Directive ▸
Count how many lines below include the string "NaughtyBoyMusic", and give that number without anything else.

--- Begin Exercise material ---

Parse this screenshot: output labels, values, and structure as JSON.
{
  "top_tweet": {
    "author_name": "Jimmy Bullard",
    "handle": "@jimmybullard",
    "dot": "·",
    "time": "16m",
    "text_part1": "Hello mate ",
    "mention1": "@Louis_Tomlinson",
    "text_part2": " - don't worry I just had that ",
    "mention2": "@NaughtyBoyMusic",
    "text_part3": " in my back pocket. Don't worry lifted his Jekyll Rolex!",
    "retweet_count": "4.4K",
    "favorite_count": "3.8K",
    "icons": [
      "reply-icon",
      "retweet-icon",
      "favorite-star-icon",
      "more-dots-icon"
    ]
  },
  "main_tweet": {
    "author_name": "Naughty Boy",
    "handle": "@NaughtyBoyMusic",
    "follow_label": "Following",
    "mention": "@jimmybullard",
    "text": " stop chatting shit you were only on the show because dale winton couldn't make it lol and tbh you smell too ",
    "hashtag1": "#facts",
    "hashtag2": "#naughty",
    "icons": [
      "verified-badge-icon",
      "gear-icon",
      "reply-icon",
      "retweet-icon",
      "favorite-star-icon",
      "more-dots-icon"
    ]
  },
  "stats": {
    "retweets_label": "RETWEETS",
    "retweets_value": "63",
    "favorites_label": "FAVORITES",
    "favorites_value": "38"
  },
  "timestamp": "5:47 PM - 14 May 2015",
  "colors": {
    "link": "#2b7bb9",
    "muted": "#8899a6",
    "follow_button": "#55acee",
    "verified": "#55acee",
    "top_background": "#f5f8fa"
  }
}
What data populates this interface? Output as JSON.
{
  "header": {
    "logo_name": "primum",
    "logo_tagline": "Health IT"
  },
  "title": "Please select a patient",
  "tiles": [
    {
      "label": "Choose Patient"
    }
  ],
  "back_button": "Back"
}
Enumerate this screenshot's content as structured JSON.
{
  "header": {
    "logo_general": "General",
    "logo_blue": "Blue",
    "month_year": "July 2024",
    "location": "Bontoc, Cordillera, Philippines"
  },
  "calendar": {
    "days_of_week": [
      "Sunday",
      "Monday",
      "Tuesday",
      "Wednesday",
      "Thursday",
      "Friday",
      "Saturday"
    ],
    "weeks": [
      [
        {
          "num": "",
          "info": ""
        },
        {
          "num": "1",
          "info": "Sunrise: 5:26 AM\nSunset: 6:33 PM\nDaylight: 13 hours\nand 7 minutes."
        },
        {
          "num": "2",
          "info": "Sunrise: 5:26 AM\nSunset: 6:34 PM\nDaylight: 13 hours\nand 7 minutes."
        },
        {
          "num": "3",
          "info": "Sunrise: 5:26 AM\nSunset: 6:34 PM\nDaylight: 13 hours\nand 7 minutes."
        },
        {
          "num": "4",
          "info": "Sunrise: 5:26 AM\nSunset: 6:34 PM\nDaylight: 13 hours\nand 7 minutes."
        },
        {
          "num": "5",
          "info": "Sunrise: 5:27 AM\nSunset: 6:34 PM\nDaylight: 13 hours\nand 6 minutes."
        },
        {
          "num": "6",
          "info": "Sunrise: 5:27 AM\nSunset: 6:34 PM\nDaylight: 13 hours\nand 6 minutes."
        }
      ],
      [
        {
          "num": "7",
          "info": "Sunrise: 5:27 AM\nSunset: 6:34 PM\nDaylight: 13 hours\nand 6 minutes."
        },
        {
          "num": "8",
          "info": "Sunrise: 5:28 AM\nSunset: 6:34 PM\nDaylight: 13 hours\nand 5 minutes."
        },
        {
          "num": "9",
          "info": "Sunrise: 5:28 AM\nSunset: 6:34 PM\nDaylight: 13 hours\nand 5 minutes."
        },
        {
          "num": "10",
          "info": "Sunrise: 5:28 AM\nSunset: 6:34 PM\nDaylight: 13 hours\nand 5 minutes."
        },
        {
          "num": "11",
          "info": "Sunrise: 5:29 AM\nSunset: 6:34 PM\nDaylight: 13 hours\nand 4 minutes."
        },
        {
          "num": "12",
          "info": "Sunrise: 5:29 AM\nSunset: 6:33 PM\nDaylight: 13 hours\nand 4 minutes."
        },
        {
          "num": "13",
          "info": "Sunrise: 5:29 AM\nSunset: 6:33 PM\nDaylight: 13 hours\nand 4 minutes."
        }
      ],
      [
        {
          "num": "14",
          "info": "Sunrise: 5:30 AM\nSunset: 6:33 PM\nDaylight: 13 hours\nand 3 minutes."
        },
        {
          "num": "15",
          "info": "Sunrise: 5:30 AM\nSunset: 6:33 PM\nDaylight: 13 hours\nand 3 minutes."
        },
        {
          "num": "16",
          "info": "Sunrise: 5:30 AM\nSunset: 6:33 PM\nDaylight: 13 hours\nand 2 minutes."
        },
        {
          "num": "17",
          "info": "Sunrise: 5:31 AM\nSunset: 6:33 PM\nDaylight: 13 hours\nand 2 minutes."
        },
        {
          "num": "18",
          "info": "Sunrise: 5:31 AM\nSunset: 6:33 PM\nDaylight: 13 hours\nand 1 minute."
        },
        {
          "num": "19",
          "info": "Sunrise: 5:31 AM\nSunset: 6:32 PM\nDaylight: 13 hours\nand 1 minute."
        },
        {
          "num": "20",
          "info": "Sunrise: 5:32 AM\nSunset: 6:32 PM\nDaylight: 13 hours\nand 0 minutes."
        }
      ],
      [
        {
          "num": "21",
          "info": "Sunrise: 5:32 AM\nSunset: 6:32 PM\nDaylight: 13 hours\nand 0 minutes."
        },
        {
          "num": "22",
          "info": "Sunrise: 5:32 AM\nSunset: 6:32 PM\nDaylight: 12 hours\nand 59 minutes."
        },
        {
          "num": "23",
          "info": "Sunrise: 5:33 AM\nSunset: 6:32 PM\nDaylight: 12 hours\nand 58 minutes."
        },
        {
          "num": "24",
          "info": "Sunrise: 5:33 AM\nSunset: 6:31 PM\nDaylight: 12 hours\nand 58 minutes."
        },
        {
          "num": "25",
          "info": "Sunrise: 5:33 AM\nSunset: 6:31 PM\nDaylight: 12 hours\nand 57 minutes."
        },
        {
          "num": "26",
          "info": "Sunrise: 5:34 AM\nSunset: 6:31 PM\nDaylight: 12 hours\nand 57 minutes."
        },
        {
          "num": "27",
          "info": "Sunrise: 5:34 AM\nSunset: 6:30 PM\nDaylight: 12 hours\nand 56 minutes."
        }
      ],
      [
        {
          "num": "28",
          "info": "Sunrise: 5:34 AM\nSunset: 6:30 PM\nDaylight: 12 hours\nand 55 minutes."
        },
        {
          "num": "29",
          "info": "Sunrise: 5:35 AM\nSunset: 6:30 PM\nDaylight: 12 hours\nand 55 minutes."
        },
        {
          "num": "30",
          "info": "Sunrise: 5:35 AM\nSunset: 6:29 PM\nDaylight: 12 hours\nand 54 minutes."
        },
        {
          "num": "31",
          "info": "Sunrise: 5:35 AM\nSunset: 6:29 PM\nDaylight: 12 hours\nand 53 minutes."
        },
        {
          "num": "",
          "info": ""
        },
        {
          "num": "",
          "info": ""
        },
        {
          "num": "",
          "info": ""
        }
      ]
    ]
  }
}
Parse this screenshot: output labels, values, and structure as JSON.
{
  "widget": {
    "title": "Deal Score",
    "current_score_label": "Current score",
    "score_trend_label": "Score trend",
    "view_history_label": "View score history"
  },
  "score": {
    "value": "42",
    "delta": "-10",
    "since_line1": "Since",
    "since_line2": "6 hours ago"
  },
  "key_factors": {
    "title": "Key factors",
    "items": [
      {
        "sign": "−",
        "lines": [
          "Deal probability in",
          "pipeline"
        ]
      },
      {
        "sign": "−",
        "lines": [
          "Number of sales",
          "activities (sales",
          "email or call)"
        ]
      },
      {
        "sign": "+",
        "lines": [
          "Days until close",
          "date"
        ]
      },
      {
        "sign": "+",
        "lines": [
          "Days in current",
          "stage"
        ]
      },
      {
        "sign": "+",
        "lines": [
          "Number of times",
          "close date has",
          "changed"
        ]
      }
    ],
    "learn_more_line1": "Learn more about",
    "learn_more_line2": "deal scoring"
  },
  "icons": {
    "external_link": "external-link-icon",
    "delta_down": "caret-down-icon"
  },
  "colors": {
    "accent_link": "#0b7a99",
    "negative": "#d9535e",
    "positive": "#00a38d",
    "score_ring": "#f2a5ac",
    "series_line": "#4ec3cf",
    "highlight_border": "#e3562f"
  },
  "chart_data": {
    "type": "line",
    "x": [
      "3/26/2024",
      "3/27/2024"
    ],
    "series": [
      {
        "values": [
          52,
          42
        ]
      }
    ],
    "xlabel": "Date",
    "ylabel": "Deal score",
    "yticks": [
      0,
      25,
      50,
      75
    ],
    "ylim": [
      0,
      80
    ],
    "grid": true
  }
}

--- End Exercise material ---

Solution to this problem ▸
2